# THINGS TO DO
1 – Answer these questions from the passage on guitar bracing:
(a) What is one of the first things a guitarist looks at when weighing up an instrument?
(b) What does bracing refer to?
(c) Who has studied the way a guitar top vibrates, and at which university?
2 – In the passage on guitar bracing, replace "top" with "plate" and write out the part that begins at the words "Bracing refers to" and stops after "at Cardiff University.".
3 – Write the next part of the passage on guitar bracing, picking up after its last sentence.

━━━ SELECTED EXCERPT

One of the first things a guitarist does when weighing up an instrument is to look at the type of wood. Yet few will consider the bracing that sits just under the soundboard.
Bracing refers to the wooden strips of wood that are glued to the inside of the guitar. They strengthen the top, which vibrates in response to the plucked strings, and help shape the overall sound.
There are many bracing patterns used in guitars but they all must strike a balance between strengthening the guitar top without stifling the oscillation that pumps sound waves towards the listener. The combination of wood, soundboard and struts (as well as the overall design) will highlight certain harmonics.
The way a guitar top vibrates, and the impact of bracing, has been studied extensively over the past four decades by Dr Bernard Richardson at Cardiff University.

━━━━━━
━━━ RECORDS PROVIDED

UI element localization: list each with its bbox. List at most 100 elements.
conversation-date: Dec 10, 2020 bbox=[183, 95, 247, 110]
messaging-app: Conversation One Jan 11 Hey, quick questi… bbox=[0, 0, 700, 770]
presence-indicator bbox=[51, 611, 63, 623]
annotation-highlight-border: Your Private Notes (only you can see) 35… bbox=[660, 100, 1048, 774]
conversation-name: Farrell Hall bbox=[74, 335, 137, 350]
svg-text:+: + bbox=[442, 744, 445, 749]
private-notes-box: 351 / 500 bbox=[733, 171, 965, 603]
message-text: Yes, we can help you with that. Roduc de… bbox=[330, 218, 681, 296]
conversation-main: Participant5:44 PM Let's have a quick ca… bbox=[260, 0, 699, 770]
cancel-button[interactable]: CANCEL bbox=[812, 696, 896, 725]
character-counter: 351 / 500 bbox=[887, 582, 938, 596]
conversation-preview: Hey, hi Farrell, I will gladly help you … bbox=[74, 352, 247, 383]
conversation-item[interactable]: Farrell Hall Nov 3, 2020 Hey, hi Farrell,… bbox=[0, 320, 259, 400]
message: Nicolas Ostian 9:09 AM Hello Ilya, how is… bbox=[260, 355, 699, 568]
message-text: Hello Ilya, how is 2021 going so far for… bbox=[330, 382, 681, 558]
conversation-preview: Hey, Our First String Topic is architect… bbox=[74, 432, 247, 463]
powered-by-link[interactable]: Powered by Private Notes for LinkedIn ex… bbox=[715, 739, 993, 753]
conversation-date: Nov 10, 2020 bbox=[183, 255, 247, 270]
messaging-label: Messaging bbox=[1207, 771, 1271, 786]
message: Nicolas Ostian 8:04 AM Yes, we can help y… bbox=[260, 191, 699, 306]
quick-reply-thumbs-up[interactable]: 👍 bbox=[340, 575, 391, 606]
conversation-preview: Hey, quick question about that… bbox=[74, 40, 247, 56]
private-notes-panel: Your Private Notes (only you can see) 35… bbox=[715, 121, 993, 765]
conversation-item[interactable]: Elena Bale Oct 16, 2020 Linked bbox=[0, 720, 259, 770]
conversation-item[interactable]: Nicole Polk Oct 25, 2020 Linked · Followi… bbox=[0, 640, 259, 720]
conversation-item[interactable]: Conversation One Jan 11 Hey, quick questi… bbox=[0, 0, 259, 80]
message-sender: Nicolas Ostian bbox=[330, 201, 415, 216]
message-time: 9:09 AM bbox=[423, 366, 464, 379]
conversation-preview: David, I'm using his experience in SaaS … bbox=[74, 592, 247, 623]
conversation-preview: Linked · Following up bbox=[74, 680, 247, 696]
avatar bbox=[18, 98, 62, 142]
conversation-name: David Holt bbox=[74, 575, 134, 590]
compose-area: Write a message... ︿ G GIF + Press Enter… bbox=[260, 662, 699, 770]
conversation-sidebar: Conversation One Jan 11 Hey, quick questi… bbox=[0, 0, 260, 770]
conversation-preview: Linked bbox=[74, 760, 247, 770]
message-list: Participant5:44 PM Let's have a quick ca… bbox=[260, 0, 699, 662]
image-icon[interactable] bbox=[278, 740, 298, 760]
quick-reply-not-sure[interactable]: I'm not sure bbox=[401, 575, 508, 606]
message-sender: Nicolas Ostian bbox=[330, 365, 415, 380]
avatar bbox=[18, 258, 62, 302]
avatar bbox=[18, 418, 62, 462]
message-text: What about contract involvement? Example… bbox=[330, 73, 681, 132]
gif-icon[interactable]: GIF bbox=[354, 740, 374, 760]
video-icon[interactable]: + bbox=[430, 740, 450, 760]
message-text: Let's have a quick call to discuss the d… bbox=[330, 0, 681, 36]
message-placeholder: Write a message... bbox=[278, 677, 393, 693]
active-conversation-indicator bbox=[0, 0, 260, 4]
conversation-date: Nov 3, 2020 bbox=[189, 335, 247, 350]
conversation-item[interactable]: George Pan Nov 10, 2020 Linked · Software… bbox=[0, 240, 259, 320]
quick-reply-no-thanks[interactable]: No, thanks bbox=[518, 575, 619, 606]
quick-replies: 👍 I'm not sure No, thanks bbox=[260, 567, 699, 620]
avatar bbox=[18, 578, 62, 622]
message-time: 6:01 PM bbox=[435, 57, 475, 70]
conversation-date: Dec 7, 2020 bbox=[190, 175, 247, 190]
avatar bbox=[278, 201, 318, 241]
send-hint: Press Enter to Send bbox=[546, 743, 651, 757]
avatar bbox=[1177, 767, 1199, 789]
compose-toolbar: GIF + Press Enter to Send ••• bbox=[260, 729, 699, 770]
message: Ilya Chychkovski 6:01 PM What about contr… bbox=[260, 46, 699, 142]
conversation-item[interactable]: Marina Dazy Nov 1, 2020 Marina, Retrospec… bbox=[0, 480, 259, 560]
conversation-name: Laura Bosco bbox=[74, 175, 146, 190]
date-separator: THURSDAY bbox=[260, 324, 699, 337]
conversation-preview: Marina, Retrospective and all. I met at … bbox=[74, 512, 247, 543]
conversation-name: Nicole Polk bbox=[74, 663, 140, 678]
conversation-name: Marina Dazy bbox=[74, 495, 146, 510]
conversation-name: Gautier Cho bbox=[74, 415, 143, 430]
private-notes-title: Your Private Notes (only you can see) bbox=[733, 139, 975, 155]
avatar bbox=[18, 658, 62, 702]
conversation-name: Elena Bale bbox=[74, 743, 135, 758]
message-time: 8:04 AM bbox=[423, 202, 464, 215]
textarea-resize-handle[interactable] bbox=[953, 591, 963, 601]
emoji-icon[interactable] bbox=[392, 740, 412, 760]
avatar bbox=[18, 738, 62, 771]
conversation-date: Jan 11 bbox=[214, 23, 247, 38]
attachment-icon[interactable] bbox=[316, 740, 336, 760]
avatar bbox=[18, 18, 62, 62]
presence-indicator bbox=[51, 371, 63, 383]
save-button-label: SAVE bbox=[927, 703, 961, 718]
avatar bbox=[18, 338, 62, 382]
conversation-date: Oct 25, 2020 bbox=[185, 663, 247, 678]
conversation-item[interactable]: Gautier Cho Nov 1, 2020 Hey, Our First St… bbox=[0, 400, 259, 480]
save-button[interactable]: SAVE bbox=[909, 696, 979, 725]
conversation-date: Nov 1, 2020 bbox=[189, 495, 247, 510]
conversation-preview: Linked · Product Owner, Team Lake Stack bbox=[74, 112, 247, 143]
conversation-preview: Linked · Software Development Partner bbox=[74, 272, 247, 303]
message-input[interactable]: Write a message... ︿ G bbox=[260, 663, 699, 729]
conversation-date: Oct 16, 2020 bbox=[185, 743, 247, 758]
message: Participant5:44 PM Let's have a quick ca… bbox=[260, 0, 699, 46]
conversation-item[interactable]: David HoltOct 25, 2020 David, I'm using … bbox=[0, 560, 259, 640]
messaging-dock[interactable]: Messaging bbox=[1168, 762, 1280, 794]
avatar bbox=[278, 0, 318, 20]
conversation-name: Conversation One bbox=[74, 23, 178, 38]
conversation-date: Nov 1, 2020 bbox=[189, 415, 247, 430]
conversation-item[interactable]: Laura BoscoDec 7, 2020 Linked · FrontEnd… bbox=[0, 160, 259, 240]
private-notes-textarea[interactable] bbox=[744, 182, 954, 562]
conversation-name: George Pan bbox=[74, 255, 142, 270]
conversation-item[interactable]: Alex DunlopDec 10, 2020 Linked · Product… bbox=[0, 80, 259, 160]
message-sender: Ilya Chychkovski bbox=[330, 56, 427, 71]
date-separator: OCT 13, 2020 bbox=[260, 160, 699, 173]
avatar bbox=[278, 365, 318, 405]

━━━━━━

# ANSWERS IN ORDER
1 –
(a) The type of wood.
(b) The wooden strips of wood that are glued to the inside of the guitar.
(c) Dr Bernard Richardson, at Cardiff University.

2 –
Bracing refers to the wooden strips of wood that are glued to the inside of the guitar. They strengthen the plate, which vibrates in response to the plucked strings, and help shape the overall sound.
There are many bracing patterns used in guitars but they all must strike a balance between strengthening the guitar plate without stifling the oscillation that pumps sound waves towards the listener. The combination of wood, soundboard and struts (as well as the overall design) will highlight certain harmonics.
The way a guitar plate vibrates, and the impact of bracing, has been studied extensively over the past four decades by Dr Bernard Richardson at Cardiff University.

3 –
“The important thing in a soundboard design is that in using a strutted plate you can achieve the necessary resilience required to resist the deformations of the strings pulling on the bridge (and twisting the soundboard) and also provide the necessary stiffness required for the normal acoustical action but at the same time keeping the vibrating mass of the plate to a minimum,” Dr Richardson told Inside-guitar.com.
“That’s the real art of the luthier – getting that balance between necessary stiffness and lightness.”
Dr Richardson’s research provide ground-breaking insights for luthiers, which go beyond the scope of this article. However, those insights also allow guitarists to better understand their instruments and appreciate the challenges luthiers face when shaping tone.
Classical guitar fan bracing
Antonio Torres, who set the foundation for modern guitar design in the late 19th century, used three systems of strutting, according to luthier José L. Romanillos writing in his book, Antonio de Torres, Guitar Maker: His Life and Work.
His best guitars had seven radial struts in the fan shape (and two diagonal ones) while the other two designs had five radial struts. Other well-known luthiers have made guitars with four, six, seven, eight, nine and 11 struts.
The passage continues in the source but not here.